DOCUMENT SEGMENT
SMTT TEACHER_ID CLASS_ID X
1 T1 C1 4
1 T1 C1 3
1 T1 C2 3
2 T1 C2 3
2 T1 C2 4
2 T1 C3 2
2 T1 C3 3
1 T2 C4 4
1 T2 C4 4
1 T2 C4 3
1 T2 C4 2
2 T2 C5 2
2 T2 C5 2

SMTR is semester 1 and 2.

There are two teachers: T1, T2.

In semester 1, T1 teaches 2 classes (C1, C2). In C1, there are 2 students, in C2, 1 students.

In semester 2, T1 teaches 2 classes (C2, C3). In C2, there are 2 students, in C3, 2 student

lass C2 should be counted as two distinct classes since they are offered by two different semesters.

X is the score.

Now, how do I write a program to calculate distinct number of classes and number of students taught by each teacher?

RECORD SET

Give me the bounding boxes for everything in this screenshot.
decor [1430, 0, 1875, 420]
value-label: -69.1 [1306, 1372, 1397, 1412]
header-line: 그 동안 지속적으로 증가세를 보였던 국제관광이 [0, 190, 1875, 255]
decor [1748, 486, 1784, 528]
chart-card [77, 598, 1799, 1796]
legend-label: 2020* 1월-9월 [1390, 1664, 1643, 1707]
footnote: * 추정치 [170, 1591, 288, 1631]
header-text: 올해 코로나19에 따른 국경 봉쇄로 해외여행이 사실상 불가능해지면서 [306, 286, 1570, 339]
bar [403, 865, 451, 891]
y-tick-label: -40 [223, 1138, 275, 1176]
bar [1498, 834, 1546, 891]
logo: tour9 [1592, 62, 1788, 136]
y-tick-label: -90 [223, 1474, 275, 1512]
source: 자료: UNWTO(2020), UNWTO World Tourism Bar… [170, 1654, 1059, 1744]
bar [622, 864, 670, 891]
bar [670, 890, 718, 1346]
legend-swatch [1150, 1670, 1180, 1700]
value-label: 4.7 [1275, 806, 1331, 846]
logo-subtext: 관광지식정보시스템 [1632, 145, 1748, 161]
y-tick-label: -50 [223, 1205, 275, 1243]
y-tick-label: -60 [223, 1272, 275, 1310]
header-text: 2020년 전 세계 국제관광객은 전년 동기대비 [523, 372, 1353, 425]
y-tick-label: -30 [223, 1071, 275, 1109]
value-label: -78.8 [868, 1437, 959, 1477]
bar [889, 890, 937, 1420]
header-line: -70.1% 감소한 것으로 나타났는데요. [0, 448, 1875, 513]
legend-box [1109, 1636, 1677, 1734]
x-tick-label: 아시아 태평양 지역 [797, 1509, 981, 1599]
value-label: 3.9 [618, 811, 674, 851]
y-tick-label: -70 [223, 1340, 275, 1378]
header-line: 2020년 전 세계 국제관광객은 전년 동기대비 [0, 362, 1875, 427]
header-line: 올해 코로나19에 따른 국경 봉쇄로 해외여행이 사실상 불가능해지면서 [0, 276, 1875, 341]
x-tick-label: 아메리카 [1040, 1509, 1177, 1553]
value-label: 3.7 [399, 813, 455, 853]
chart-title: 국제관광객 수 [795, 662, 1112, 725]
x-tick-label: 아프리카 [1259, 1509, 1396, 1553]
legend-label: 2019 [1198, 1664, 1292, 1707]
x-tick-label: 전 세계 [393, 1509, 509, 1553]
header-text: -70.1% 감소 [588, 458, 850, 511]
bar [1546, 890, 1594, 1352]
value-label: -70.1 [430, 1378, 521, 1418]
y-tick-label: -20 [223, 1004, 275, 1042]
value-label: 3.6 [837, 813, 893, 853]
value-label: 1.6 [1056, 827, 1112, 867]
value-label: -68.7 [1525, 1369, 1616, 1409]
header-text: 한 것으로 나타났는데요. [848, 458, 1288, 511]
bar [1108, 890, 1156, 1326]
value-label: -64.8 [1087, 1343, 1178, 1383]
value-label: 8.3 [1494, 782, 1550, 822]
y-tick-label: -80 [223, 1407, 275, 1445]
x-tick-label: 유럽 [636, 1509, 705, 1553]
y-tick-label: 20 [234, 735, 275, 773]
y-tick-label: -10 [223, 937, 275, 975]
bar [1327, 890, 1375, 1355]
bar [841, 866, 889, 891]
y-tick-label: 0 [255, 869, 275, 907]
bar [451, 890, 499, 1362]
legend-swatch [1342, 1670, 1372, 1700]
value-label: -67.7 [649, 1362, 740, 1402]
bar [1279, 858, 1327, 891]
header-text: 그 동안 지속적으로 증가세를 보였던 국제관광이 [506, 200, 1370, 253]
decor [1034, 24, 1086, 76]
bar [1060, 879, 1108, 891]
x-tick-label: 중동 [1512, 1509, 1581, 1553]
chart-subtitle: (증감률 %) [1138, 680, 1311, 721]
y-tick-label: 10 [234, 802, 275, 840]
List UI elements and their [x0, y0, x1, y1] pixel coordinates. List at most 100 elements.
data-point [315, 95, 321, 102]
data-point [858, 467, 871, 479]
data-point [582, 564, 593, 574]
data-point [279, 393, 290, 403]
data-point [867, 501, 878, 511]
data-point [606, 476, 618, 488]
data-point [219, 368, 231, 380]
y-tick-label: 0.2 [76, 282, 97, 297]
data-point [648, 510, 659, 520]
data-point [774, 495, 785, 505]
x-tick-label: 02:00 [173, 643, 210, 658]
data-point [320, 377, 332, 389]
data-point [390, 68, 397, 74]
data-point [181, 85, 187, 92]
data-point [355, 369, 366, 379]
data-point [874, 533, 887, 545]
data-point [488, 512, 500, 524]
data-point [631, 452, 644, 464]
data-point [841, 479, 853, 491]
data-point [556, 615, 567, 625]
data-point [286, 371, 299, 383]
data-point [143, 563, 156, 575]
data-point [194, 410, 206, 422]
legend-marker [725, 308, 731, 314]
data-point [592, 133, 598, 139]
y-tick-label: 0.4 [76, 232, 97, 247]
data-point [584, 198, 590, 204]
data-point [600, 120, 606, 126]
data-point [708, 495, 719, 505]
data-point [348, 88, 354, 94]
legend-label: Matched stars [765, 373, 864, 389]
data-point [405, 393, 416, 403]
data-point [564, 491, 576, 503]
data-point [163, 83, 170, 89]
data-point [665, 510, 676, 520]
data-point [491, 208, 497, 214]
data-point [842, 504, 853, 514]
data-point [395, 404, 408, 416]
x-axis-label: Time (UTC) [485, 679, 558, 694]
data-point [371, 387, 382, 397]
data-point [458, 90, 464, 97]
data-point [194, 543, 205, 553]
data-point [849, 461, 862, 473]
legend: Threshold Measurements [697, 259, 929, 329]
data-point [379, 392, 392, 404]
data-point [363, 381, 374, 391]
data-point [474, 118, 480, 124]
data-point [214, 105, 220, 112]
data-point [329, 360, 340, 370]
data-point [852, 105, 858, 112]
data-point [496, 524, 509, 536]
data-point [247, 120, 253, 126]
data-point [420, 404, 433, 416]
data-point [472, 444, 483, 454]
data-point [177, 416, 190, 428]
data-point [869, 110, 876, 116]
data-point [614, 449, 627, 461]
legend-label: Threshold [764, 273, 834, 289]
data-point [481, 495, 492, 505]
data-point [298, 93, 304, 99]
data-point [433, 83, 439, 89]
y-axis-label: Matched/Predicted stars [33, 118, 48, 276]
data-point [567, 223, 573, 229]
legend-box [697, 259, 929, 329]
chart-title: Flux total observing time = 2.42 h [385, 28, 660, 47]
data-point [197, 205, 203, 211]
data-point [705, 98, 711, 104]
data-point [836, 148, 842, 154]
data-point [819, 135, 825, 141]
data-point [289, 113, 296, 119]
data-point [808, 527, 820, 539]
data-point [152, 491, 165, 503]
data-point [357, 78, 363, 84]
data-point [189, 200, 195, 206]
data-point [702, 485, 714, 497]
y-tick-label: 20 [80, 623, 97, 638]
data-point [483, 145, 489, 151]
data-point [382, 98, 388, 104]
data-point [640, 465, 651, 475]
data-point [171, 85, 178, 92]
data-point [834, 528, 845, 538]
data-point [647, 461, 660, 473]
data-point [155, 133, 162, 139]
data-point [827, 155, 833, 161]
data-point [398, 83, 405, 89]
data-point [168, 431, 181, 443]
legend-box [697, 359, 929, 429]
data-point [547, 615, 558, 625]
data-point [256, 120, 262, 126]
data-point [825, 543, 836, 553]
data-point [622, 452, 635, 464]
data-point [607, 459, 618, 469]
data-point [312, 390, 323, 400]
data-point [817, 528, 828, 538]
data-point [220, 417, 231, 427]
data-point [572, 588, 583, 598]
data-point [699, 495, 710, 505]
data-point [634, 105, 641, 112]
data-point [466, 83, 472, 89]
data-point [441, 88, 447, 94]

WHAT TO WORK ON
Copy the passage of the teacher-and-class question from "lass C2 should" up to and including "by each teacher?".

THE RESULT
lass C2 should be counted as two distinct classes since they are offered by two different semesters.

X is the score.

Now, how do I write a program to calculate distinct number of classes and number of students taught by each teacher?